Dataset records on visual material:
— Start —

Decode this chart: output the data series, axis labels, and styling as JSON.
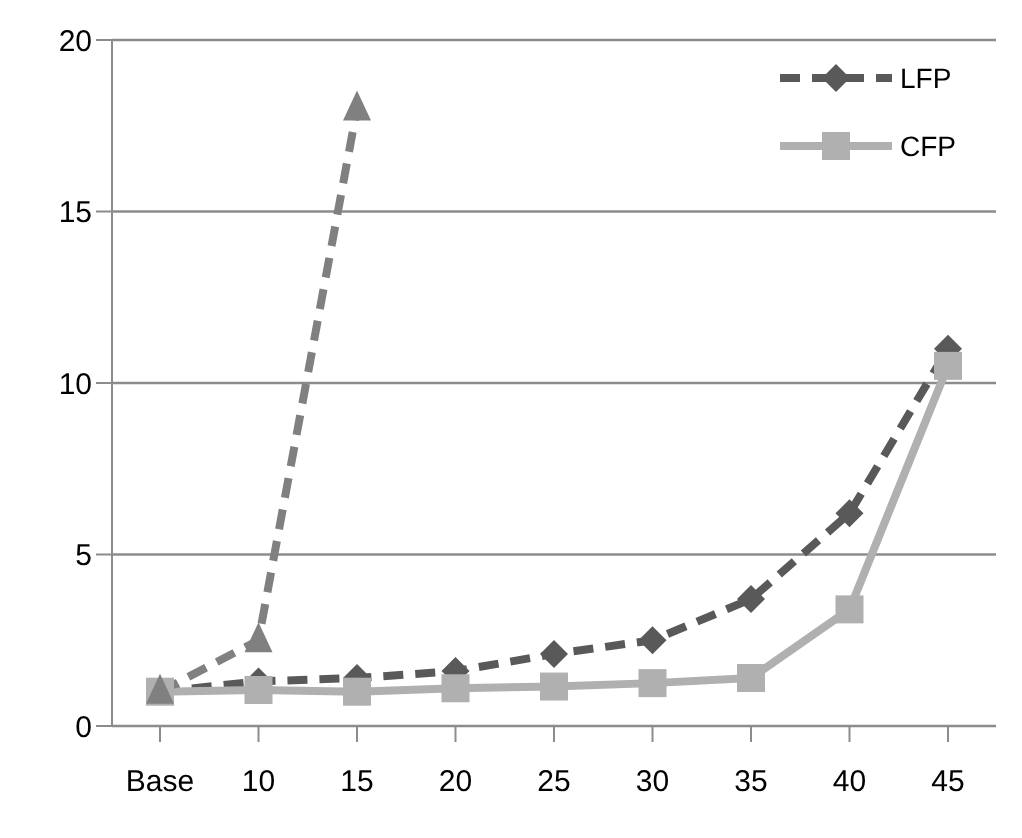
{
  "chart_data": {
    "type": "line",
    "categories": [
      "Base",
      "10",
      "15",
      "20",
      "25",
      "30",
      "35",
      "40",
      "45"
    ],
    "series": [
      {
        "name": "LFP",
        "color": "#595959",
        "marker": "diamond",
        "line_style": "dashed",
        "values": [
          1,
          1.3,
          1.4,
          1.6,
          2.1,
          2.5,
          3.7,
          6.2,
          11
        ]
      },
      {
        "name": "CFP",
        "color": "#b0b0b0",
        "marker": "square",
        "line_style": "solid",
        "values": [
          1,
          1.05,
          1,
          1.1,
          1.15,
          1.25,
          1.4,
          3.4,
          10.5
        ]
      },
      {
        "color": "#808080",
        "marker": "triangle",
        "line_style": "dashed",
        "values": [
          1,
          2.5,
          18,
          null,
          null,
          null,
          null,
          null,
          null
        ]
      }
    ],
    "ylim": [
      0,
      20
    ],
    "yticks": [
      0,
      5,
      10,
      15,
      20
    ],
    "grid": "y",
    "legend": "top right"
  }
}
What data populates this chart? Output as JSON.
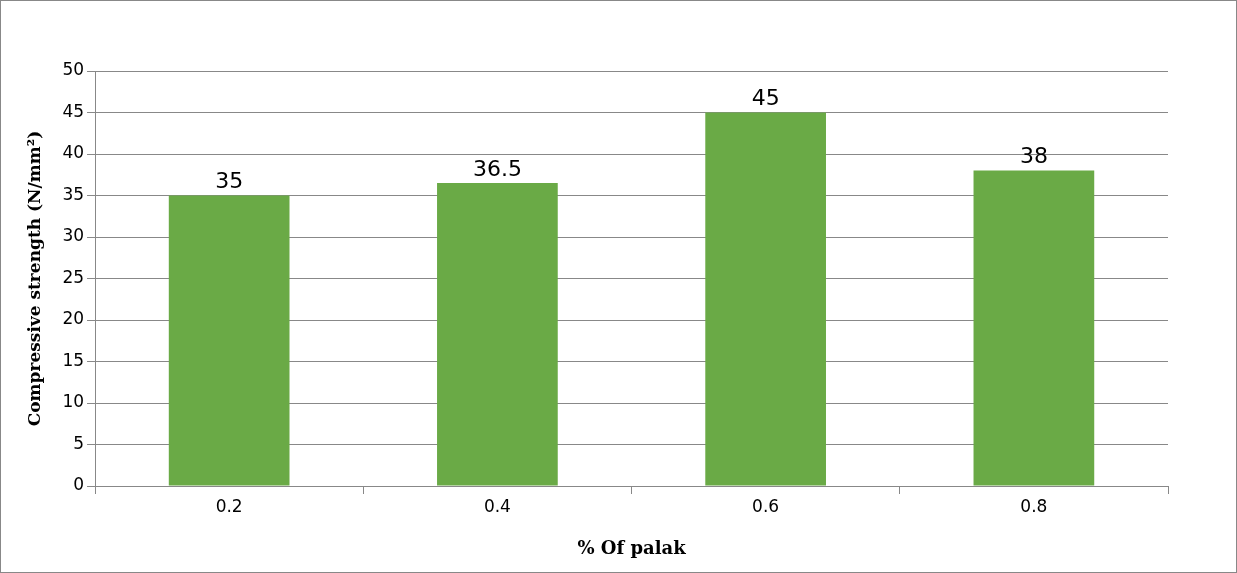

— End —

### REQUIRED WORK
Output the entries above exactly. Drop the pictures.

### TASK RESPONSE
Decode this chart: output the data series, axis labels, and styling as JSON.
{
  "chart_data": {
    "type": "line",
    "categories": [
      "Base",
      "10",
      "15",
      "20",
      "25",
      "30",
      "35",
      "40",
      "45"
    ],
    "series": [
      {
        "name": "LFP",
        "color": "#595959",
        "marker": "diamond",
        "line_style": "dashed",
        "values": [
          1,
          1.3,
          1.4,
          1.6,
          2.1,
          2.5,
          3.7,
          6.2,
          11
        ]
      },
      {
        "name": "CFP",
        "color": "#b0b0b0",
        "marker": "square",
        "line_style": "solid",
        "values": [
          1,
          1.05,
          1,
          1.1,
          1.15,
          1.25,
          1.4,
          3.4,
          10.5
        ]
      },
      {
        "color": "#808080",
        "marker": "triangle",
        "line_style": "dashed",
        "values": [
          1,
          2.5,
          18,
          null,
          null,
          null,
          null,
          null,
          null
        ]
      }
    ],
    "ylim": [
      0,
      20
    ],
    "yticks": [
      0,
      5,
      10,
      15,
      20
    ],
    "grid": "y",
    "legend": "top right"
  }
}
What data populates this chart? Output as JSON.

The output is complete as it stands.